ESTRATTO FORNITO =>
□ □ □

Con l’orchestra della Scala Boulez esalta Stravinskij

«Il canto dell’usignolo» e «La sagra della primavera» nel programma che tralascia i brani della tradizione sacra

da Milano

Buon Natale. Anche la Scala s'allinea - per caso, per scelta, o per passività - a togliere dalla ricorrenza la riflessione sul sacro, e nel concerto dell'antivigilia mette in programma il Rossignol e la Sagra della Primavera di Stravinskij. La rinuncia alla bella e recente tradizione è inopportuna. Nasce dall'occasione di avere sul podio il grande direttore Boulez, e di far lavorare finalmente a fondo l'orchestra, ma sembra fare parte di quel progressivo occultamento dell'identità storica e morale in cui il teatro non ha alcun bisogno di voler scivolare. Compito della critica è, senza presunzione e senza acrimonia, ma in spirito di collaborazione, segnalarlo.

□ □ □

Continua la recensione del concerto diretto da Boulez alla Scala, riprendendo subito dopo la sua ultima frase. Per questo lavoro il materiale non serve.

□ □ □

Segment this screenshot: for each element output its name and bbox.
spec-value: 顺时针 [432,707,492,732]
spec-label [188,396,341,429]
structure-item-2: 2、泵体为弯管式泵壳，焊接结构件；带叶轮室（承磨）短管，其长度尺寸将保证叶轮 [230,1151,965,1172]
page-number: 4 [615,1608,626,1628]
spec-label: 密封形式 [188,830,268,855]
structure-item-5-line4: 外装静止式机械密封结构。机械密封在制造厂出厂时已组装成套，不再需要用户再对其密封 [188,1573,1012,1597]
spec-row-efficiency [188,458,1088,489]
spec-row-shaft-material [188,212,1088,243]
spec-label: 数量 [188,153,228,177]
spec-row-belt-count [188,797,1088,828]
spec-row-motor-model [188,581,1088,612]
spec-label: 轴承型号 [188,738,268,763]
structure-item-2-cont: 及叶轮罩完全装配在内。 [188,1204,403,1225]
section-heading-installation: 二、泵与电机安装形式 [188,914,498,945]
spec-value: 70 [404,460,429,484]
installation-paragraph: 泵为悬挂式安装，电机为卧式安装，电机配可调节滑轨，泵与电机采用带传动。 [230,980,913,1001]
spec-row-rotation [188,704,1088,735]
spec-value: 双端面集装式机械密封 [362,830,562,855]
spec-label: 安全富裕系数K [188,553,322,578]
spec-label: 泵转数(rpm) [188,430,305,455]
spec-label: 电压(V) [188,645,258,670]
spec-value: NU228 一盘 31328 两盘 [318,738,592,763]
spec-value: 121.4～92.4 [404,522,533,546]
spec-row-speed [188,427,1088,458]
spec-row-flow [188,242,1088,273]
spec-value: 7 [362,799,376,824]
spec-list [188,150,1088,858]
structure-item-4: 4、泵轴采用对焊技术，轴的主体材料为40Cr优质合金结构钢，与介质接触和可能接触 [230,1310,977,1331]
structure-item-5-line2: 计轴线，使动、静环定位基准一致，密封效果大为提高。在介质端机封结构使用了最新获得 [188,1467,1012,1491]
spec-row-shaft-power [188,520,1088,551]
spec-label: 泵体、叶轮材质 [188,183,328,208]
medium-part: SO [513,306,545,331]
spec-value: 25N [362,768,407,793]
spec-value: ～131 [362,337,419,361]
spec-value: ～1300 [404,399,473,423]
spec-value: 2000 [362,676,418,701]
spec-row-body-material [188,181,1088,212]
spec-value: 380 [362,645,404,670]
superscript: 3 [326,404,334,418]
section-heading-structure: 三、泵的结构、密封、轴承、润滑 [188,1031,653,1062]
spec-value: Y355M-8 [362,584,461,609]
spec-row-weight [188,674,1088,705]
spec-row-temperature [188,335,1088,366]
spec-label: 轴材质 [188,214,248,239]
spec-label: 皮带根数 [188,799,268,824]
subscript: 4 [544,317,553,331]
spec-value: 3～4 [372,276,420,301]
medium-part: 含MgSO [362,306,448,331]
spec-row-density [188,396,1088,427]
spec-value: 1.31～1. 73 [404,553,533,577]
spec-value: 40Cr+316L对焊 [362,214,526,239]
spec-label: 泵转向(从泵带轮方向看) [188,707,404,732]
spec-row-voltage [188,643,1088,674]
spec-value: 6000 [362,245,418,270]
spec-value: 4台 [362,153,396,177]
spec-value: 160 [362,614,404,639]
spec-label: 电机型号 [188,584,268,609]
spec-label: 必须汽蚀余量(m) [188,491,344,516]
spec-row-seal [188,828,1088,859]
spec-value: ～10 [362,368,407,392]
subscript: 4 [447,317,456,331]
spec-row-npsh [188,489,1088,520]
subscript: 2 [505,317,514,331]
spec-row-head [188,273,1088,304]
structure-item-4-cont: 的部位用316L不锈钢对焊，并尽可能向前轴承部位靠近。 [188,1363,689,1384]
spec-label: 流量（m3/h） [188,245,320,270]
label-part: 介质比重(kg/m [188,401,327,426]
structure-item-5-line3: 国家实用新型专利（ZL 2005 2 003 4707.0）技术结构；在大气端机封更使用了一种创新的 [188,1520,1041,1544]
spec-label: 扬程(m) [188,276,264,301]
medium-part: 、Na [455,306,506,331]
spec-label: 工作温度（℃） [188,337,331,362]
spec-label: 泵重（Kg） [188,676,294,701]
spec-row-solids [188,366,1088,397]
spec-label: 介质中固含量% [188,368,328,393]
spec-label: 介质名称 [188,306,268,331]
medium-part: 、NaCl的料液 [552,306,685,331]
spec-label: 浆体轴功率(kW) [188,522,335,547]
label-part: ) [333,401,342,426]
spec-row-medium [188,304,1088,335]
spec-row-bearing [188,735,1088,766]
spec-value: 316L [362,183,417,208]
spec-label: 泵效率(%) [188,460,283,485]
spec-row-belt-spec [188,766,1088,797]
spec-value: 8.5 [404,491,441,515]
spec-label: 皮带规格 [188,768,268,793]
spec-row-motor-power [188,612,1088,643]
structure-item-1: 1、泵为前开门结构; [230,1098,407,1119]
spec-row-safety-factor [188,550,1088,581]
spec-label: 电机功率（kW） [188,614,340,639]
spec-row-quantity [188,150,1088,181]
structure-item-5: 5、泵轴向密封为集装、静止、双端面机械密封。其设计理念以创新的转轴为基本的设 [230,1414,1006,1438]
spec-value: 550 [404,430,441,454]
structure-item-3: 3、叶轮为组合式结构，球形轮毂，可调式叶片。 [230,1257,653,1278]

□ □ □

RISPOSTA =>
Pierre Boulez ha ottantun anni ed è da tanti decenni sulla breccia. Quando apparve, sbalordì per il nitore secco delle sue interpretazioni: qualcuno disse che metteva in lavatrice le partiture a colori ed uscivano miracolosamente pulite, ma tutte bianche. Un altro gli rispose che a guardarle controluce riprendevano tutte le loro tinte. Ricordo che un appassionato di musica che girava il mondo mi fece ascoltare in una delle prime cuffie dal suono spazioso, innovatrici decisive, con la musica ascoltata simulando le fonti della realtà, la Sinfonia fantastica di Berlioz diretta da lui: ed ebbi la sensazione, per la tecnica e l'interpretazione, di essere entrato in una nuova fase della conoscenza musicale. La famosissima partitura arrivava alle mie orecchie come se la leggessi scritta, con rigore totale, sbalzata nel silenzio.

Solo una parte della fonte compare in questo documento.